▸ **Exercise instructions**: Your task is to copy every line of the records below that contains "accel".

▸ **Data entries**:
--------

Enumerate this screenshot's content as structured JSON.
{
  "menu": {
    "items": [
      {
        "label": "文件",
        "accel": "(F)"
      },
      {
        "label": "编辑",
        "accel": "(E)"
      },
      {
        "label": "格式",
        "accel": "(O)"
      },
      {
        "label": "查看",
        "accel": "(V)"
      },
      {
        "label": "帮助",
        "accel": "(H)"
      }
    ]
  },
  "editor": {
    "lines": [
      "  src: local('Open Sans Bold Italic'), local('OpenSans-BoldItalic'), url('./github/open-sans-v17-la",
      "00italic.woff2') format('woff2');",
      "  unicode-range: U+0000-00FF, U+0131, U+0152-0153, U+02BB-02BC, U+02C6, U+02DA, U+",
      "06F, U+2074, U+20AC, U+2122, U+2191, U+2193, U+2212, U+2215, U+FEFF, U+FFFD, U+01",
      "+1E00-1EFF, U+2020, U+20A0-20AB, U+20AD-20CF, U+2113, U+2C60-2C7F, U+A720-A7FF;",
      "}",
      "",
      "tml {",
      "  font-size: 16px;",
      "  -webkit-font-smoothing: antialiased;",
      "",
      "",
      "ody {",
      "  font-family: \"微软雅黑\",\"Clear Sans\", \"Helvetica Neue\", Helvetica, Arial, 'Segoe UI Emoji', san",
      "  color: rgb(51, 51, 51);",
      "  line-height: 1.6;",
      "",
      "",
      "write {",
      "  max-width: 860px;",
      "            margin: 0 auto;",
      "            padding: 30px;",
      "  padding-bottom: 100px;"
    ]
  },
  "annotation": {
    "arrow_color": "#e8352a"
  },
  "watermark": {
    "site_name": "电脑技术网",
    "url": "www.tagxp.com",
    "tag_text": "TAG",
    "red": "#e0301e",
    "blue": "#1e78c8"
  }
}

--------

▸ **Exercise result**:
        "accel": "(F)"
        "accel": "(E)"
        "accel": "(O)"
        "accel": "(V)"
        "accel": "(H)"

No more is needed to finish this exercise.